%%

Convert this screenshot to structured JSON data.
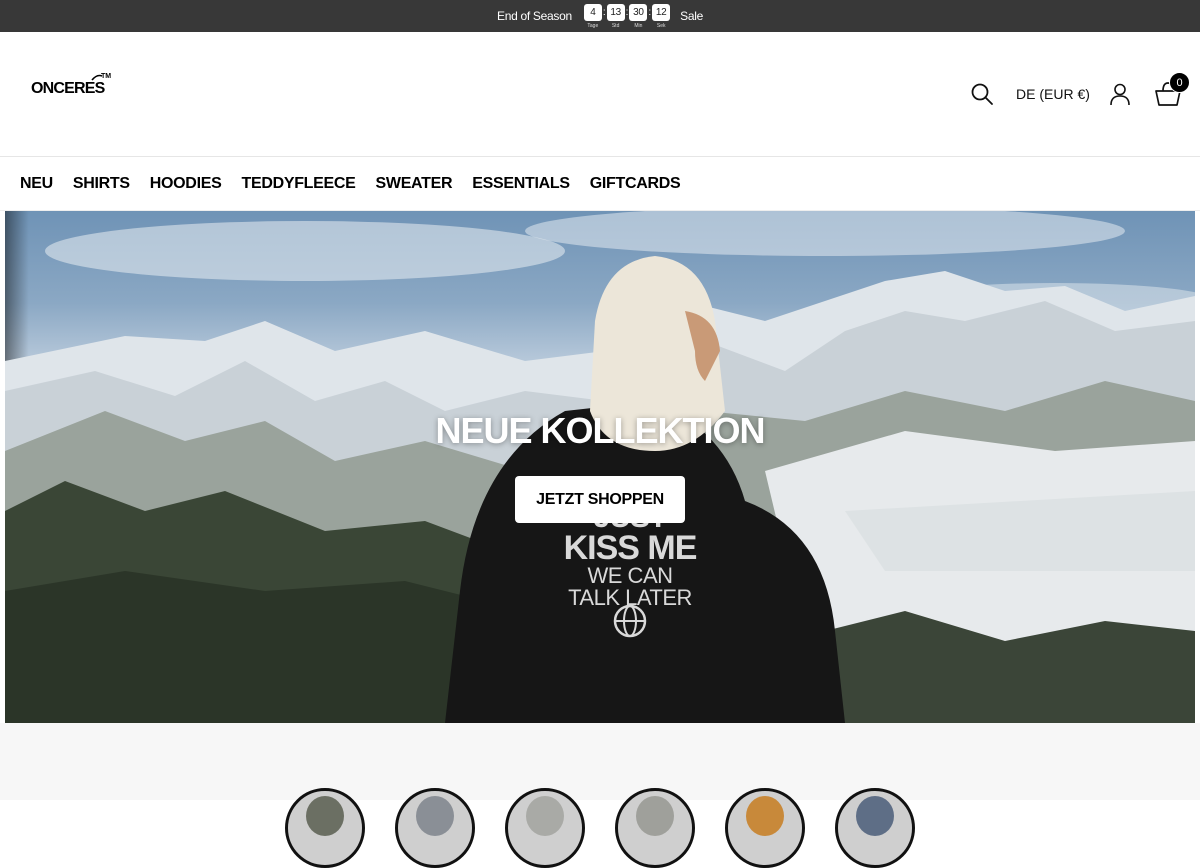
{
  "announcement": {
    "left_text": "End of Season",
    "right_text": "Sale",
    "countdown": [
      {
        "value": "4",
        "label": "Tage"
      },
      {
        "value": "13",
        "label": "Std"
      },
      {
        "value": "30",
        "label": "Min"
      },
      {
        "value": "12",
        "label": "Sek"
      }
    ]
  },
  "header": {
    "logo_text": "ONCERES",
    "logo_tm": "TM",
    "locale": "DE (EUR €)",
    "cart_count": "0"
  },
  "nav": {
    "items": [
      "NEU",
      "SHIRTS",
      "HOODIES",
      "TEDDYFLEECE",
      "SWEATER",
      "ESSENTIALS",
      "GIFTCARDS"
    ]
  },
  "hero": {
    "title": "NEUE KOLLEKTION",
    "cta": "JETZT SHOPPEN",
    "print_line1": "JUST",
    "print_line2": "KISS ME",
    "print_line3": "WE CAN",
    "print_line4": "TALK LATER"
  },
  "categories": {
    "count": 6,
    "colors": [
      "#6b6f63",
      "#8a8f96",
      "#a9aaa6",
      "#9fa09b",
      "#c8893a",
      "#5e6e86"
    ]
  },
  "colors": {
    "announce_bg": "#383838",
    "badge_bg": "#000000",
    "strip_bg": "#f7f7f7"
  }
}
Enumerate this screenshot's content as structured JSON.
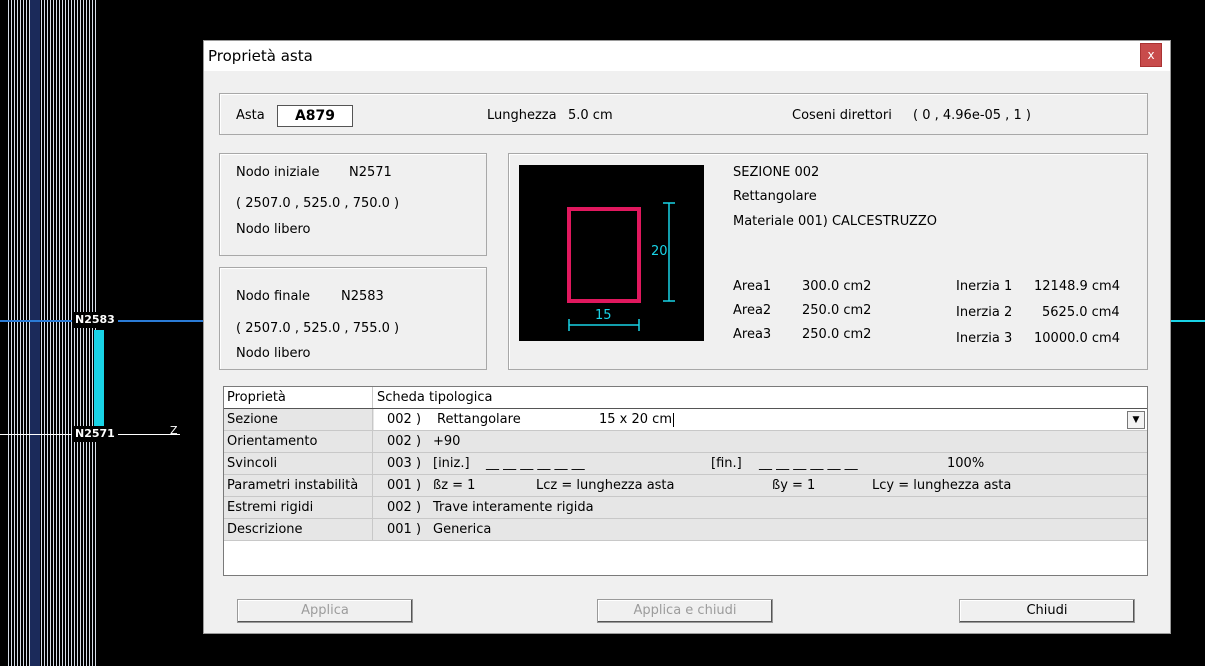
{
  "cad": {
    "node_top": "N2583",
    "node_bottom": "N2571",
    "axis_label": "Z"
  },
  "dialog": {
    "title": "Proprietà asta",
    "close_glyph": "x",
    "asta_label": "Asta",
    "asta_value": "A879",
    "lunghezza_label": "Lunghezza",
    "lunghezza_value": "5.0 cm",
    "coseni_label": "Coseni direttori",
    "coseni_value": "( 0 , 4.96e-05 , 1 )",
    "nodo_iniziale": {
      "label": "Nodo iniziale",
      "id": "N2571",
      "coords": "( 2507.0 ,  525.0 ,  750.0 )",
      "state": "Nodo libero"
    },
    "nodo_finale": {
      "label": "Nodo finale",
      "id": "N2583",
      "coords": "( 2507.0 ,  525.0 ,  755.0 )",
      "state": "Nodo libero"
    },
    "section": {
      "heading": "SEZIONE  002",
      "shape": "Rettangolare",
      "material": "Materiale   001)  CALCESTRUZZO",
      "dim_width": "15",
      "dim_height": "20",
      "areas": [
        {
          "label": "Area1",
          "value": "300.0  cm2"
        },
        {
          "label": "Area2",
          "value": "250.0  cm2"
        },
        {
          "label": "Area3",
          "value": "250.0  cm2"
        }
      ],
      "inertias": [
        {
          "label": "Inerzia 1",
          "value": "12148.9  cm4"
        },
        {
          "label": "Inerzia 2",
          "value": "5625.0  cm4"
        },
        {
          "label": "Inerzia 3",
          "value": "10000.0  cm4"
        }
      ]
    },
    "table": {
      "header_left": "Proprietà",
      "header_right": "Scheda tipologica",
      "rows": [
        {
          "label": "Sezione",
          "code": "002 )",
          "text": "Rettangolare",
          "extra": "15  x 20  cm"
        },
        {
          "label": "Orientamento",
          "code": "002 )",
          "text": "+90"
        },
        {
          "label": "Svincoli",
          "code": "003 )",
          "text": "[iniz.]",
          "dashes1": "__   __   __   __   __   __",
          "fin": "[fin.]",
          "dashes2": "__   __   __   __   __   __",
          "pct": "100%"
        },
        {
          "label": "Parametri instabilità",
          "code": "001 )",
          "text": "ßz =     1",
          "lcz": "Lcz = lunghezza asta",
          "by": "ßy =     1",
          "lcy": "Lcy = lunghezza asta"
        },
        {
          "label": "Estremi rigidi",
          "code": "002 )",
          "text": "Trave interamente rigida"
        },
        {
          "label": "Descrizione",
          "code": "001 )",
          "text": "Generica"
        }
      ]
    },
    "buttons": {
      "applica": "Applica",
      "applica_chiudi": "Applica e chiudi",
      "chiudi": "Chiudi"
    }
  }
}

%%

WHAT YOU NEED TO DO
Reproduce every entry word for word, but omit the pictures.

ANSWER FOR THE TASK
Convert this screenshot to structured JSON data.
{
  "announcement": {
    "left_text": "End of Season",
    "right_text": "Sale",
    "countdown": [
      {
        "value": "4",
        "label": "Tage"
      },
      {
        "value": "13",
        "label": "Std"
      },
      {
        "value": "30",
        "label": "Min"
      },
      {
        "value": "12",
        "label": "Sek"
      }
    ]
  },
  "header": {
    "logo_text": "ONCERES",
    "logo_tm": "TM",
    "locale": "DE (EUR €)",
    "cart_count": "0"
  },
  "nav": {
    "items": [
      "NEU",
      "SHIRTS",
      "HOODIES",
      "TEDDYFLEECE",
      "SWEATER",
      "ESSENTIALS",
      "GIFTCARDS"
    ]
  },
  "hero": {
    "title": "NEUE KOLLEKTION",
    "cta": "JETZT SHOPPEN",
    "print_line1": "JUST",
    "print_line2": "KISS ME",
    "print_line3": "WE CAN",
    "print_line4": "TALK LATER"
  },
  "categories": {
    "count": 6,
    "colors": [
      "#6b6f63",
      "#8a8f96",
      "#a9aaa6",
      "#9fa09b",
      "#c8893a",
      "#5e6e86"
    ]
  },
  "colors": {
    "announce_bg": "#383838",
    "badge_bg": "#000000",
    "strip_bg": "#f7f7f7"
  }
}
Enumerate this screenshot's content as structured JSON.
{
  "cad": {
    "node_top": "N2583",
    "node_bottom": "N2571",
    "axis_label": "Z"
  },
  "dialog": {
    "title": "Proprietà asta",
    "close_glyph": "x",
    "asta_label": "Asta",
    "asta_value": "A879",
    "lunghezza_label": "Lunghezza",
    "lunghezza_value": "5.0 cm",
    "coseni_label": "Coseni direttori",
    "coseni_value": "( 0 , 4.96e-05 , 1 )",
    "nodo_iniziale": {
      "label": "Nodo iniziale",
      "id": "N2571",
      "coords": "( 2507.0 ,  525.0 ,  750.0 )",
      "state": "Nodo libero"
    },
    "nodo_finale": {
      "label": "Nodo finale",
      "id": "N2583",
      "coords": "( 2507.0 ,  525.0 ,  755.0 )",
      "state": "Nodo libero"
    },
    "section": {
      "heading": "SEZIONE  002",
      "shape": "Rettangolare",
      "material": "Materiale   001)  CALCESTRUZZO",
      "dim_width": "15",
      "dim_height": "20",
      "areas": [
        {
          "label": "Area1",
          "value": "300.0  cm2"
        },
        {
          "label": "Area2",
          "value": "250.0  cm2"
        },
        {
          "label": "Area3",
          "value": "250.0  cm2"
        }
      ],
      "inertias": [
        {
          "label": "Inerzia 1",
          "value": "12148.9  cm4"
        },
        {
          "label": "Inerzia 2",
          "value": "5625.0  cm4"
        },
        {
          "label": "Inerzia 3",
          "value": "10000.0  cm4"
        }
      ]
    },
    "table": {
      "header_left": "Proprietà",
      "header_right": "Scheda tipologica",
      "rows": [
        {
          "label": "Sezione",
          "code": "002 )",
          "text": "Rettangolare",
          "extra": "15  x 20  cm"
        },
        {
          "label": "Orientamento",
          "code": "002 )",
          "text": "+90"
        },
        {
          "label": "Svincoli",
          "code": "003 )",
          "text": "[iniz.]",
          "dashes1": "__   __   __   __   __   __",
          "fin": "[fin.]",
          "dashes2": "__   __   __   __   __   __",
          "pct": "100%"
        },
        {
          "label": "Parametri instabilità",
          "code": "001 )",
          "text": "ßz =     1",
          "lcz": "Lcz = lunghezza asta",
          "by": "ßy =     1",
          "lcy": "Lcy = lunghezza asta"
        },
        {
          "label": "Estremi rigidi",
          "code": "002 )",
          "text": "Trave interamente rigida"
        },
        {
          "label": "Descrizione",
          "code": "001 )",
          "text": "Generica"
        }
      ]
    },
    "buttons": {
      "applica": "Applica",
      "applica_chiudi": "Applica e chiudi",
      "chiudi": "Chiudi"
    }
  }
}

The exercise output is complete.